» **STATED TASK**: Check each line of the records below and collect those holding "JSON".

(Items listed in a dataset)
-- START --

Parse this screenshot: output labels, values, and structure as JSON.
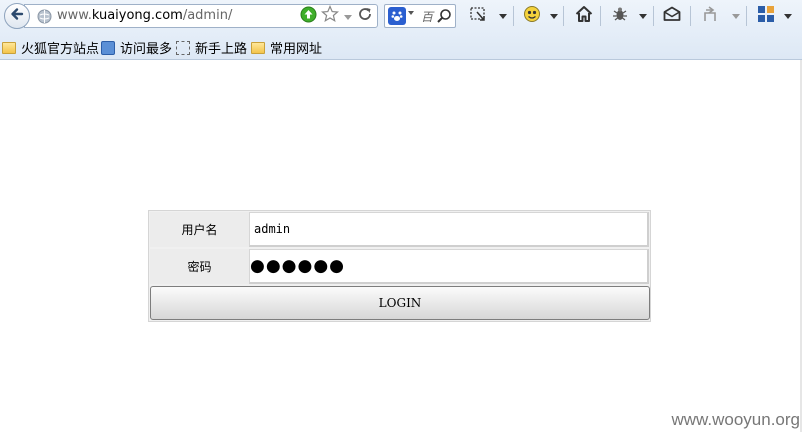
{
  "browser": {
    "url_prefix": "www.",
    "url_domain": "kuaiyong.com",
    "url_path": "/admin/",
    "search_placeholder": "百",
    "icons": [
      "back-icon",
      "site-globe-icon",
      "go-icon",
      "bookmark-star-icon",
      "dropdown-icon",
      "reload-icon",
      "baidu-icon",
      "search-icon",
      "screenshot-icon",
      "addon-icon",
      "home-icon",
      "bug-icon",
      "mail-icon",
      "undo-icon",
      "menu-icon"
    ]
  },
  "bookmarks": [
    {
      "label": "火狐官方站点",
      "icon": "folder-icon"
    },
    {
      "label": "访问最多",
      "icon": "most-visited-icon"
    },
    {
      "label": "新手上路",
      "icon": "getting-started-icon"
    },
    {
      "label": "常用网址",
      "icon": "folder-icon"
    }
  ],
  "login": {
    "username_label": "用户名",
    "username_value": "admin",
    "password_label": "密码",
    "password_value": "●●●●●●",
    "submit_label": "LOGIN"
  },
  "watermark": "www.wooyun.org"
}
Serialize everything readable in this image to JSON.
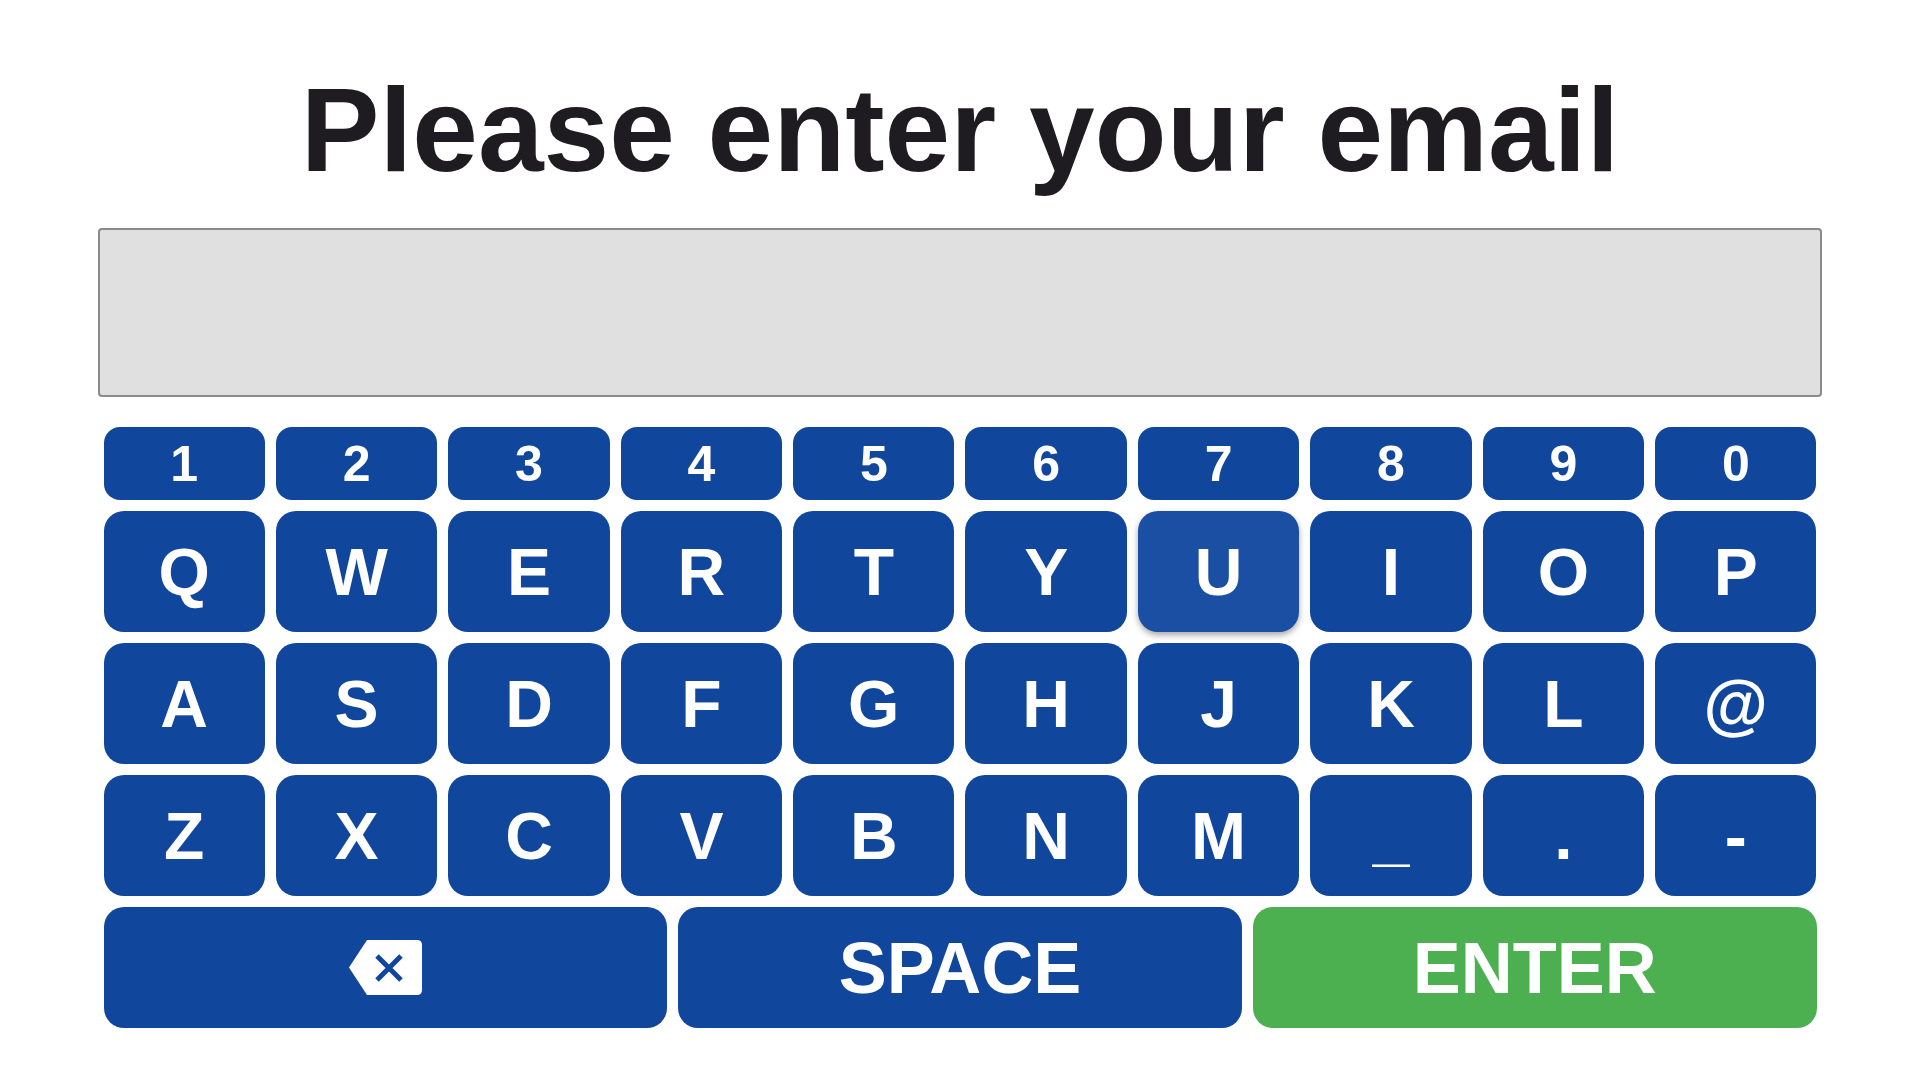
{
  "title": "Please enter your email",
  "keyboard": {
    "rows": [
      {
        "kind": "digits",
        "keys": [
          {
            "kind": "char",
            "label": "1",
            "highlighted": false
          },
          {
            "kind": "char",
            "label": "2",
            "highlighted": false
          },
          {
            "kind": "char",
            "label": "3",
            "highlighted": false
          },
          {
            "kind": "char",
            "label": "4",
            "highlighted": false
          },
          {
            "kind": "char",
            "label": "5",
            "highlighted": false
          },
          {
            "kind": "char",
            "label": "6",
            "highlighted": false
          },
          {
            "kind": "char",
            "label": "7",
            "highlighted": false
          },
          {
            "kind": "char",
            "label": "8",
            "highlighted": false
          },
          {
            "kind": "char",
            "label": "9",
            "highlighted": false
          },
          {
            "kind": "char",
            "label": "0",
            "highlighted": false
          }
        ]
      },
      {
        "kind": "letters",
        "keys": [
          {
            "kind": "char",
            "label": "Q",
            "highlighted": false
          },
          {
            "kind": "char",
            "label": "W",
            "highlighted": false
          },
          {
            "kind": "char",
            "label": "E",
            "highlighted": false
          },
          {
            "kind": "char",
            "label": "R",
            "highlighted": false
          },
          {
            "kind": "char",
            "label": "T",
            "highlighted": false
          },
          {
            "kind": "char",
            "label": "Y",
            "highlighted": false
          },
          {
            "kind": "char",
            "label": "U",
            "highlighted": true
          },
          {
            "kind": "char",
            "label": "I",
            "highlighted": false
          },
          {
            "kind": "char",
            "label": "O",
            "highlighted": false
          },
          {
            "kind": "char",
            "label": "P",
            "highlighted": false
          }
        ]
      },
      {
        "kind": "letters",
        "keys": [
          {
            "kind": "char",
            "label": "A",
            "highlighted": false
          },
          {
            "kind": "char",
            "label": "S",
            "highlighted": false
          },
          {
            "kind": "char",
            "label": "D",
            "highlighted": false
          },
          {
            "kind": "char",
            "label": "F",
            "highlighted": false
          },
          {
            "kind": "char",
            "label": "G",
            "highlighted": false
          },
          {
            "kind": "char",
            "label": "H",
            "highlighted": false
          },
          {
            "kind": "char",
            "label": "J",
            "highlighted": false
          },
          {
            "kind": "char",
            "label": "K",
            "highlighted": false
          },
          {
            "kind": "char",
            "label": "L",
            "highlighted": false
          },
          {
            "kind": "char",
            "label": "@",
            "highlighted": false
          }
        ]
      },
      {
        "kind": "letters",
        "keys": [
          {
            "kind": "char",
            "label": "Z",
            "highlighted": false
          },
          {
            "kind": "char",
            "label": "X",
            "highlighted": false
          },
          {
            "kind": "char",
            "label": "C",
            "highlighted": false
          },
          {
            "kind": "char",
            "label": "V",
            "highlighted": false
          },
          {
            "kind": "char",
            "label": "B",
            "highlighted": false
          },
          {
            "kind": "char",
            "label": "N",
            "highlighted": false
          },
          {
            "kind": "char",
            "label": "M",
            "highlighted": false
          },
          {
            "kind": "char",
            "label": "_",
            "highlighted": false
          },
          {
            "kind": "char",
            "label": ".",
            "highlighted": false
          },
          {
            "kind": "char",
            "label": "-",
            "highlighted": false
          }
        ]
      },
      {
        "kind": "actions",
        "keys": [
          {
            "kind": "backspace",
            "highlighted": false
          },
          {
            "kind": "space",
            "label": "SPACE",
            "highlighted": false
          },
          {
            "kind": "enter",
            "label": "ENTER",
            "highlighted": false
          }
        ]
      }
    ]
  }
}
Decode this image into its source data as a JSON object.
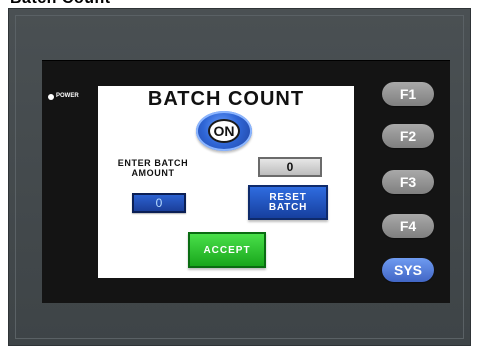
{
  "header_fragment": "Batch Count",
  "panel": {
    "power_label": "POWER",
    "screen": {
      "title": "BATCH COUNT",
      "on_label": "ON",
      "enter_label": "ENTER BATCH\nAMOUNT",
      "batch_amount_value": "0",
      "count_value": "0",
      "reset_label": "RESET\nBATCH",
      "accept_label": "ACCEPT"
    },
    "function_keys": [
      {
        "label": "F1"
      },
      {
        "label": "F2"
      },
      {
        "label": "F3"
      },
      {
        "label": "F4"
      },
      {
        "label": "SYS"
      }
    ]
  },
  "colors": {
    "device_frame": "#44494c",
    "on_button_blue": "#2f66d6",
    "accept_green": "#19a61c",
    "sys_blue": "#4f76d8",
    "fkey_gray": "#8f8f8f"
  }
}
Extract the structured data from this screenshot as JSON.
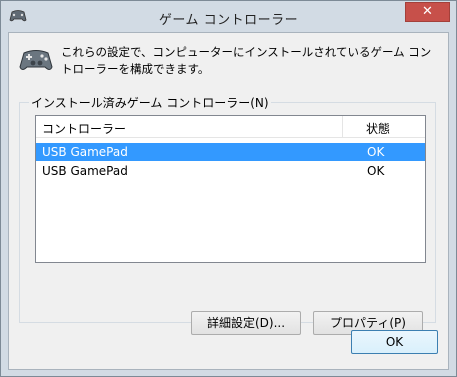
{
  "window": {
    "title": "ゲーム コントローラー",
    "close_label": "✕"
  },
  "description": "これらの設定で、コンピューターにインストールされているゲーム コントローラーを構成できます。",
  "group": {
    "label": "インストール済みゲーム コントローラー(N)"
  },
  "list": {
    "headers": {
      "name": "コントローラー",
      "status": "状態"
    },
    "rows": [
      {
        "name": "USB GamePad",
        "status": "OK",
        "selected": true
      },
      {
        "name": "USB GamePad",
        "status": "OK",
        "selected": false
      }
    ]
  },
  "buttons": {
    "advanced": "詳細設定(D)...",
    "properties": "プロパティ(P)",
    "ok": "OK"
  },
  "icons": {
    "title": "gamepad-icon",
    "main": "gamepad-icon"
  },
  "colors": {
    "selection": "#3399ff",
    "close": "#c7504a",
    "frame": "#d2dbe4"
  }
}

-- END --

» **EXPECTED OUTPUT**:
Parse this screenshot: output labels, values, and structure as JSON.
Serialize everything readable in this image to JSON.
Decode this image into its source data as a JSON object.
Extract the structured data from this screenshot as JSON.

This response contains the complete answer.